## THINGS TO DO
1/ Check the Ebola article against each statement below and answer yes or no. Back up each answer with the deciding words of the article, quoted exactly. (a) The largest previous Ebola outbreak took place in Zaire in 1976. (b) RT-PCR testing for Ebola can be done without a lab. (c) The U.S. committed to training 5,000 healthcare workers.
2/ According to the Ebola article, what is the full name of the nanoparticle microscopy system called SP-IRIS?
3/ Resume the Ebola article after its last sentence, carrying on in the same voice.
TEXT BLOCK section start
Sen. Bill Frist
This articie was originally published at Forbes.com
The size and spread of this Ebola epidemic is simply unprecedented. The largest previous Ebola outbreak occurred in 1976 in Zaire: 318 confirmed cases and 280 deaths, but the current outbreak in West Africa has exceeded 4,400 cases with 2,300 deaths and growing. According to WHO estimates more than 20,000 more cases will occur before containment is achieved.
I, and many others, have written about the need for more resources and healthcare infrastructure. Hopefully the U.S. commitment of 1700 beds, training of 500 healthcare workers and 400,000 home treatment kits will offer much needed help and reduce the mortality rate from 50%.
But stemming the tide of this epidemic will not happen with only the commitment the President has made. Treating the sick is imperative, but as the number of cases grows exponentially, we have to take a closer look at why – we are failing at contact mapping and containment, and for three very good reasons.
First, there are cultural barriers to containment such as distrust of Western medicine, commitment to local burial practices, and a lingering disbelief that the virus exists. These barriers prevent containment procedures from being implemented and sanitary burials from being practiced.
Second, there is fear of the disease and what identification and isolation means. “Virus hunters,” public health workers skilled in contact mapping of exposures, are having a difficult time finding the sick because of the fear. People hide, change their address, and have even thrown rocks at aid workers. People do not want to be isolated and taken away from their families to wait out the incubation period and possibly die alone in makeshift clinic far from home.
Finally, we do not have a way of rapidly identifying the virus in the field. Current practice for fever in countries like West Africa is to rule out and treat the things that are more common, easily identified and more easily treated with the assumption that if the patient does not improve, a viral hemorrhagic fever is the diagnosis of exclusion. In West Africa, malaria or bacterial infections are the more likely more treatable diseases, so the practice is to rule out malaria and possibly use empiric antibiotics before assuming Ebola.
We have rapid detection tests (RDTs) for malaria that can and are being used in the field. The problem is the sensitivity and specificity are not adequate to definitively diagnose malaria. And even given this practice of diagnostic rule out, the truth remains that a negative test for malaria does not necessarily mean a positive test for Ebola and visa versa. We need diagnostics that are more definitive.
There are many types of tests for Ebola. Isolating the virus provides the most sensitive and specific diagnosis, but requires transport of biohazard material to a BSL-4 lab, of which there are few in the world. Alternatively there are reverse transcription polymerase chain reaction (RT-PCR) and quantitative PCR, which are both very sensitive and specific, but again require a lab. Newer tests include antigen and antibody identification using ELISA, and a nanoparticle microscopy system termed the Single Particle Interferometric Reflectance Imaging Sensor (SP-IRIS), which can digitally identify virons based on size. (ACS Nano. 2014 Jun 24;8(6):6047-55.)
TEXT BLOCK section end
SUPPLIED INFORMATION section start
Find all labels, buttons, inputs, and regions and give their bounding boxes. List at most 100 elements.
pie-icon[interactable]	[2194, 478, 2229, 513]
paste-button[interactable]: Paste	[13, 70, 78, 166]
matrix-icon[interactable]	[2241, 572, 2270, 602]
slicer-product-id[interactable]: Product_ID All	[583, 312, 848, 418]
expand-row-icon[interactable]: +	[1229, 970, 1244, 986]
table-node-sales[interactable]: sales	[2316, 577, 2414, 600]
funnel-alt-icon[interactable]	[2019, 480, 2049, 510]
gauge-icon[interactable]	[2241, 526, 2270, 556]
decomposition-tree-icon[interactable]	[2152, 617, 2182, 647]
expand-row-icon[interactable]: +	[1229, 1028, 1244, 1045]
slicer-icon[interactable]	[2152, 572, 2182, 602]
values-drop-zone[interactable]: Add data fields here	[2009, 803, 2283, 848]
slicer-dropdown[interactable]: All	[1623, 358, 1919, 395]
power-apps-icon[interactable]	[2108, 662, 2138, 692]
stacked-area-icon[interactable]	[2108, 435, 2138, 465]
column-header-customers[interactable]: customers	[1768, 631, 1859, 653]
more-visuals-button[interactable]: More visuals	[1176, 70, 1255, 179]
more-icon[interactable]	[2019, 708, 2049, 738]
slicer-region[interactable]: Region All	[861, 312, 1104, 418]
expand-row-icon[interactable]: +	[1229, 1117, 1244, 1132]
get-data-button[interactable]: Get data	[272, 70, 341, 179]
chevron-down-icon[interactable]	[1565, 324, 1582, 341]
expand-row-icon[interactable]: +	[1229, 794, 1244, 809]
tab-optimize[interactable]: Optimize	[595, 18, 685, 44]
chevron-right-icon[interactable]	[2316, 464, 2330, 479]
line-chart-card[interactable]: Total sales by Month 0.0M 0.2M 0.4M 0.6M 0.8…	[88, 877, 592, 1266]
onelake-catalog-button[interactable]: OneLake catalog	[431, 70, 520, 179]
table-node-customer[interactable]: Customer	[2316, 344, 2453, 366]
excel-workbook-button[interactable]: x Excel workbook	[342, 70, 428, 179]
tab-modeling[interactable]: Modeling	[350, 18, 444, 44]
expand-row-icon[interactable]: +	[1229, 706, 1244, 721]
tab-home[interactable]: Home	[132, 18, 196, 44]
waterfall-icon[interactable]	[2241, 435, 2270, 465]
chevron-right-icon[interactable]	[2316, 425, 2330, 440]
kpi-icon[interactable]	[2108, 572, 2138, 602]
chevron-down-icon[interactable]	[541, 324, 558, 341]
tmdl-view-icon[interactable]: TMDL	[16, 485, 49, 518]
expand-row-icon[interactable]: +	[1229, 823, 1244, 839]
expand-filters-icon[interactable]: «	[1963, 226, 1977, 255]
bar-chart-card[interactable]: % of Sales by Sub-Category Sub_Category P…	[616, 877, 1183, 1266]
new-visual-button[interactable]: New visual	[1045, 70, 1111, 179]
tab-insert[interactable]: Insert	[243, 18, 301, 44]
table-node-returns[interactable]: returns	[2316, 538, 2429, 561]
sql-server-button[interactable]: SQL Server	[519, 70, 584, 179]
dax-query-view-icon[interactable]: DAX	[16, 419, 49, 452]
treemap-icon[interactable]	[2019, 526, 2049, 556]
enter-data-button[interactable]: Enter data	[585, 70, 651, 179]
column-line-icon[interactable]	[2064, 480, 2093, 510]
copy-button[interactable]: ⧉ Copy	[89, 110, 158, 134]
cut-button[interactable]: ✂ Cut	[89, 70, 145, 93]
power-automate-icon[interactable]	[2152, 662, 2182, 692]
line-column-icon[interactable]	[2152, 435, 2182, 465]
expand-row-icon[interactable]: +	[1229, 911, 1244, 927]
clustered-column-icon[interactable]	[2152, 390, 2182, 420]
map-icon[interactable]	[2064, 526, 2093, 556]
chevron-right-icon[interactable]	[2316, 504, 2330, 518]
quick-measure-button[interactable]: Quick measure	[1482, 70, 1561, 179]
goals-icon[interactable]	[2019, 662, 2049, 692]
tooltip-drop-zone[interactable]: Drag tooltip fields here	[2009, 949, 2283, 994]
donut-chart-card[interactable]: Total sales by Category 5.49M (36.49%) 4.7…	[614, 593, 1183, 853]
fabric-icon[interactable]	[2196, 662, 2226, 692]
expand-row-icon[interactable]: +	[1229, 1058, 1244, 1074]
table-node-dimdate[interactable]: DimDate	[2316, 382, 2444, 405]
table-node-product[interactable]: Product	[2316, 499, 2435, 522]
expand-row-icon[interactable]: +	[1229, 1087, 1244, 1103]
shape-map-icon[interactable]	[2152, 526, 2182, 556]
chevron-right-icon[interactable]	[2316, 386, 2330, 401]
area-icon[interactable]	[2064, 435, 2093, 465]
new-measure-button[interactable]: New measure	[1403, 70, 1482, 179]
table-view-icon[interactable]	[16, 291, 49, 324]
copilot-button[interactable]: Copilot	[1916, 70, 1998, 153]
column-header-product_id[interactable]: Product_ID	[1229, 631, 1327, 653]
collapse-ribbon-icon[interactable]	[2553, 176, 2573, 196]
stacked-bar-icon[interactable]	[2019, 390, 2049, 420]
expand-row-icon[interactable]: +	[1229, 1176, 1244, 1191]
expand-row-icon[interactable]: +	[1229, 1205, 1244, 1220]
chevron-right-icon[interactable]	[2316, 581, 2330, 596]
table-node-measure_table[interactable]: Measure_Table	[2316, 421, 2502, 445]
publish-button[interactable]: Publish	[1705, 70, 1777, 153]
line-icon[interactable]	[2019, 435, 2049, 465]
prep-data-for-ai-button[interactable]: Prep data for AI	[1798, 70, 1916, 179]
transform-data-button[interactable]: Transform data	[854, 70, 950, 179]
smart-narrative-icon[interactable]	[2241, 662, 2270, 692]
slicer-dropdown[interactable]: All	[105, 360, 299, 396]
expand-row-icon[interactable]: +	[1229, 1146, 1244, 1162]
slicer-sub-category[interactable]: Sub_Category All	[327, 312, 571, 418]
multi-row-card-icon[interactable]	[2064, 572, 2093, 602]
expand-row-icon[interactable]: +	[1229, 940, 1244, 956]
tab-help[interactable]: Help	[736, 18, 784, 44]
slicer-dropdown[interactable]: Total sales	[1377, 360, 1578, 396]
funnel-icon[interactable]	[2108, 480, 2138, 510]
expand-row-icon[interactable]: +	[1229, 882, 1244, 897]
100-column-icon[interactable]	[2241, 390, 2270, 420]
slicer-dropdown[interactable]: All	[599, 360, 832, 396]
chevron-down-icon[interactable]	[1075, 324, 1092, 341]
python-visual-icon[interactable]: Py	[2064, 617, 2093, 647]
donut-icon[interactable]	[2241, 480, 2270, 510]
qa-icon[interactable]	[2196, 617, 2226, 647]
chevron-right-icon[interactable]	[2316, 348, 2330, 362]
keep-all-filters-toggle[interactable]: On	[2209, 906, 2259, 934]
SUPPLIED INFORMATION section end
## TASK RESULTS
1/
(a) Yes: "The largest previous Ebola outbreak occurred in 1976 in Zaire"
(b) No: "which are both very sensitive and specific, but again require a lab"
(c) No: "training of 500 healthcare workers"

2/ Single Particle Interferometric Reflectance Imaging Sensor.

3/
There have been improvements in diagnostic ability in Sierra Leone that have improved care immensely, but all of these tests must be performed in a lab and that lab may not be local. It could take days to get results back. We need a test we can deploy rapidly in the field and have results in under an hour.
A very rapid test would be game-changing for Ebola. Let’s look at triage in a clinic. Everyone comes in the front door together and waits together. Most people have a fever, but they aren’t sure why. Most likely, it’s another endemic infection like malaria, typhoid or shigella. An RDT could quickly identify patients needing quarantine from those who do not. The benefit here is threefold: fast and early quarantine to separate patients at risk for infecting others making the rest of the hospital safer; replacing fear and anticipation with knowledge; and a more efficient use of quarantine resources because they are saved for people with known Ebola infections.
An RDT would also allow healthcare workers to confidently come to work knowing they are not infected. It would also prevent unnecessary quarantine of these most-needed personnel for the 21 day incubation period.
The same would hold true for exposed individuals. Given the lack of clinics and isolation units, public health workers are offering more home-based care. This requires isolation of people in their homes for up to three weeks. A RDT would allow appropriate use of those resources.
An RTD could also be used at borders and airports for health officials to safely allow or restrict access from a country with a known outbreak, enabling the delivery of much-needed supplies, workers, and resources safely.
Finally, when this outbreak is contained, having an RDT would help more quickly identify new outbreaks in the future, facilitating early containment and guiding the use of prophylactic drugs, like Zmab, if available.
I want to impress upon you this is not conjecture. The reasons above make logical sense, but experts can also use mathematical modeling studies to show the effect of adequate containment versus rapid detection. Containment is certainly effective and has worked during all outbreaks in the past, but diagnostics either on site, off site, for all febrile patients or even just healthcare works can make a significant impact on the size of an outbreak.
An RDT—a new test or an adaptation of what we have—would not only be a massive step towards controlling this outbreak, I think it is the only step that will ultimately prevent this tragic epidemic from becoming a pandemic.